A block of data
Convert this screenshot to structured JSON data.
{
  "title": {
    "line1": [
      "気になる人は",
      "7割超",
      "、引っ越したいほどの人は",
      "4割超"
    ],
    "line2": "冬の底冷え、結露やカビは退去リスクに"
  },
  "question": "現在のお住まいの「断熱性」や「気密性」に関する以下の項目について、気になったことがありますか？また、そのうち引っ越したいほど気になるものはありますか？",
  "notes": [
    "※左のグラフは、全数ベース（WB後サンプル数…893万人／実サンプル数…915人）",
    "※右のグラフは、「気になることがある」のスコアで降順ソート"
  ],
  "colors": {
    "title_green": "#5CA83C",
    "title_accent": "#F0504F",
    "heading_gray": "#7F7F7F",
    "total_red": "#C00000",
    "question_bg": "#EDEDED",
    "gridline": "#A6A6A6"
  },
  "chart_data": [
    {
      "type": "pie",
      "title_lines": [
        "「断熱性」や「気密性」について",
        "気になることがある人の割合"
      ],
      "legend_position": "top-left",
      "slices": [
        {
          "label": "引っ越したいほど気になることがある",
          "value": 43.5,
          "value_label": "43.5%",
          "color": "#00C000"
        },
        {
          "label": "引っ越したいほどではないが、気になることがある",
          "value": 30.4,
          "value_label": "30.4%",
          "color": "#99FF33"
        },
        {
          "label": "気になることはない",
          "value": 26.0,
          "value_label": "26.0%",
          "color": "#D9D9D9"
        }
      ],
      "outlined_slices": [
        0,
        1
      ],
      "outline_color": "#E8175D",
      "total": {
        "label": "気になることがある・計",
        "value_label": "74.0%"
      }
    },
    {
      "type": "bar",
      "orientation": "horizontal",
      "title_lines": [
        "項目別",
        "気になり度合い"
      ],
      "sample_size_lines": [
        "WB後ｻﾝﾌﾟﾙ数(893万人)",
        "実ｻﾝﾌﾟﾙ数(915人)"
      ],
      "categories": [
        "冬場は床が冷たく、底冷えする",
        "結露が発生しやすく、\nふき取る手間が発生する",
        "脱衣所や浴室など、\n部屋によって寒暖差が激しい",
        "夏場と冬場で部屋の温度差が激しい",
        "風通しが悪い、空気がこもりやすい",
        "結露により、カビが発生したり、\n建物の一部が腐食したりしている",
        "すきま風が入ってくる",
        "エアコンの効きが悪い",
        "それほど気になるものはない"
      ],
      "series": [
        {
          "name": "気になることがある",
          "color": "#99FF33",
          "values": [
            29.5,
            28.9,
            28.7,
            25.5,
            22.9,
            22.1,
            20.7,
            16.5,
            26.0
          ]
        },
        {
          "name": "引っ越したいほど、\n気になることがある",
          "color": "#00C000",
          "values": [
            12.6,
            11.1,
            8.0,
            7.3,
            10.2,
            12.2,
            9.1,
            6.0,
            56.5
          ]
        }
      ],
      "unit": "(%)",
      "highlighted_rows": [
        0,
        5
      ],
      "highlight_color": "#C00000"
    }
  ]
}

◆ What needs to be done ◆
Retype the material in full, character for character.

◆ Expected answer ◆
Convert this screenshot to structured JSON data.
{
  "title": {
    "line1": [
      "気になる人は",
      "7割超",
      "、引っ越したいほどの人は",
      "4割超"
    ],
    "line2": "冬の底冷え、結露やカビは退去リスクに"
  },
  "question": "現在のお住まいの「断熱性」や「気密性」に関する以下の項目について、気になったことがありますか？また、そのうち引っ越したいほど気になるものはありますか？",
  "notes": [
    "※左のグラフは、全数ベース（WB後サンプル数…893万人／実サンプル数…915人）",
    "※右のグラフは、「気になることがある」のスコアで降順ソート"
  ],
  "colors": {
    "title_green": "#5CA83C",
    "title_accent": "#F0504F",
    "heading_gray": "#7F7F7F",
    "total_red": "#C00000",
    "question_bg": "#EDEDED",
    "gridline": "#A6A6A6"
  },
  "chart_data": [
    {
      "type": "pie",
      "title_lines": [
        "「断熱性」や「気密性」について",
        "気になることがある人の割合"
      ],
      "legend_position": "top-left",
      "slices": [
        {
          "label": "引っ越したいほど気になることがある",
          "value": 43.5,
          "value_label": "43.5%",
          "color": "#00C000"
        },
        {
          "label": "引っ越したいほどではないが、気になることがある",
          "value": 30.4,
          "value_label": "30.4%",
          "color": "#99FF33"
        },
        {
          "label": "気になることはない",
          "value": 26.0,
          "value_label": "26.0%",
          "color": "#D9D9D9"
        }
      ],
      "outlined_slices": [
        0,
        1
      ],
      "outline_color": "#E8175D",
      "total": {
        "label": "気になることがある・計",
        "value_label": "74.0%"
      }
    },
    {
      "type": "bar",
      "orientation": "horizontal",
      "title_lines": [
        "項目別",
        "気になり度合い"
      ],
      "sample_size_lines": [
        "WB後ｻﾝﾌﾟﾙ数(893万人)",
        "実ｻﾝﾌﾟﾙ数(915人)"
      ],
      "categories": [
        "冬場は床が冷たく、底冷えする",
        "結露が発生しやすく、\nふき取る手間が発生する",
        "脱衣所や浴室など、\n部屋によって寒暖差が激しい",
        "夏場と冬場で部屋の温度差が激しい",
        "風通しが悪い、空気がこもりやすい",
        "結露により、カビが発生したり、\n建物の一部が腐食したりしている",
        "すきま風が入ってくる",
        "エアコンの効きが悪い",
        "それほど気になるものはない"
      ],
      "series": [
        {
          "name": "気になることがある",
          "color": "#99FF33",
          "values": [
            29.5,
            28.9,
            28.7,
            25.5,
            22.9,
            22.1,
            20.7,
            16.5,
            26.0
          ]
        },
        {
          "name": "引っ越したいほど、\n気になることがある",
          "color": "#00C000",
          "values": [
            12.6,
            11.1,
            8.0,
            7.3,
            10.2,
            12.2,
            9.1,
            6.0,
            56.5
          ]
        }
      ],
      "unit": "(%)",
      "highlighted_rows": [
        0,
        5
      ],
      "highlight_color": "#C00000"
    }
  ]
}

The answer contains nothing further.